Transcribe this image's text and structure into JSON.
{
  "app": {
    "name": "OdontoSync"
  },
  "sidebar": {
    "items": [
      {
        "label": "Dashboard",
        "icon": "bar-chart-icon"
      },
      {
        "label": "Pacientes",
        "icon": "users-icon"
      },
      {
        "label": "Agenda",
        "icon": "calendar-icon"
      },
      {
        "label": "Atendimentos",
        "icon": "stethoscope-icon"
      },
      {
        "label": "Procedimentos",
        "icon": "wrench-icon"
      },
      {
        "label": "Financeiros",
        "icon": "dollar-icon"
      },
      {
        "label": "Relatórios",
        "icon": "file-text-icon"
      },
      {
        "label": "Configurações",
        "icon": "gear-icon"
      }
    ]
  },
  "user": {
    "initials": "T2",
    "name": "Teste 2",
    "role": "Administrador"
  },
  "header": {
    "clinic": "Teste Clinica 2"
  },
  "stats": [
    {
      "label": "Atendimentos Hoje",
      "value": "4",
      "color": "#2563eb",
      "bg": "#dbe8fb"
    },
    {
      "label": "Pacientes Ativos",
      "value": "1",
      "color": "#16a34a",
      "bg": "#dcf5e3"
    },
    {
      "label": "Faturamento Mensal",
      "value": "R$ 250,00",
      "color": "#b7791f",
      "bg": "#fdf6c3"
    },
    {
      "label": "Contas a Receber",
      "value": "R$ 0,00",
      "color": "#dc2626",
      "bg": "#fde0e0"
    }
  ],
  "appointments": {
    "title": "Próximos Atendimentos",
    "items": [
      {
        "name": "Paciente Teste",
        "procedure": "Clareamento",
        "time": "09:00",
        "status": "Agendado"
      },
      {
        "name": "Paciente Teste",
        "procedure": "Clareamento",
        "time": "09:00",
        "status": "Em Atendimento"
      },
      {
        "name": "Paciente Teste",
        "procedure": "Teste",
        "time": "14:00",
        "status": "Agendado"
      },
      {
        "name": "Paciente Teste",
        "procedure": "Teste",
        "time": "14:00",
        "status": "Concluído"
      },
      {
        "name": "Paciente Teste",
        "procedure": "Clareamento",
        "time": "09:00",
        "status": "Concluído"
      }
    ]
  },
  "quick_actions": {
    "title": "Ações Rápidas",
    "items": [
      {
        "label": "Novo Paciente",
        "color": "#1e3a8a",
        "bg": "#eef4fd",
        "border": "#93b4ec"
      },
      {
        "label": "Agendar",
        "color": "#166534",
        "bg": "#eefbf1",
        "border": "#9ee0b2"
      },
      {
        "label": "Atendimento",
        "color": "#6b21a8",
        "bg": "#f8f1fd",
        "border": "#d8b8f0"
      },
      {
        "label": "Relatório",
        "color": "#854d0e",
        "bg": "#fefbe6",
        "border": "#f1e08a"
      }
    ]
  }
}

### Exercise objective:
Going over the lines above, work out how many include "color", then give only that number.

### Task result:
8